-- Extracted material --
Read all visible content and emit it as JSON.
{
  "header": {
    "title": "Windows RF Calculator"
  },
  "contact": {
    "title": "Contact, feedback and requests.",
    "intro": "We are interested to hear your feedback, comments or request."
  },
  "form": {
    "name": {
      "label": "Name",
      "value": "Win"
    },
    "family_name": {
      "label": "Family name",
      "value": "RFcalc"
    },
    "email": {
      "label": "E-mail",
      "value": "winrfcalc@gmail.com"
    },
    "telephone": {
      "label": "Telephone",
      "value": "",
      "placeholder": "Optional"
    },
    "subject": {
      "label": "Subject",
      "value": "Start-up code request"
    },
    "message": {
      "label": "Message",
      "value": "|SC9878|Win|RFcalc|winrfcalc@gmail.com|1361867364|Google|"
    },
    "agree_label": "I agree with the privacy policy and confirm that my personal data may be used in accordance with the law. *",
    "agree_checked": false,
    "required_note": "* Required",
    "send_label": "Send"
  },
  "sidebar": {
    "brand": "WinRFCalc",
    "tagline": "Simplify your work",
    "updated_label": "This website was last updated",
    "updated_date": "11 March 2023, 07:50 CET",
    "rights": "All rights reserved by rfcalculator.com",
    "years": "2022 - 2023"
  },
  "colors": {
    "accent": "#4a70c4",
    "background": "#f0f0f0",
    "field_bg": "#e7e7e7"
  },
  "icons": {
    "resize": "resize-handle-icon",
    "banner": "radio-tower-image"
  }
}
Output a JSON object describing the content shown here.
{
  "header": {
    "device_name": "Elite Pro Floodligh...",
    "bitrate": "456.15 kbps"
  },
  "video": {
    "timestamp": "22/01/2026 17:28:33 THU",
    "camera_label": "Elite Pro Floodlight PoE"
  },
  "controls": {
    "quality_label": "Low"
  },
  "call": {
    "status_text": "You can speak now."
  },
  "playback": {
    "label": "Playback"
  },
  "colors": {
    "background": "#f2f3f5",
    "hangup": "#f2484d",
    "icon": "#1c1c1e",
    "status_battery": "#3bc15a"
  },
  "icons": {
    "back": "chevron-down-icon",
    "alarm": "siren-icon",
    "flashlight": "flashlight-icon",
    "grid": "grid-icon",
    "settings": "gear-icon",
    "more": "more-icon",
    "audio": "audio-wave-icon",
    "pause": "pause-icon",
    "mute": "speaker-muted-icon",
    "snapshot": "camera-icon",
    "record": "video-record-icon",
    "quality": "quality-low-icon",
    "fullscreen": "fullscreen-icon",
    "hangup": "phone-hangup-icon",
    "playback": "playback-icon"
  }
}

-- What the task asks --
Using the listing above, gather each line that holds the string "background" and copy it.

-- Completed task --
    "background": "#f0f0f0",
    "background": "#f2f3f5",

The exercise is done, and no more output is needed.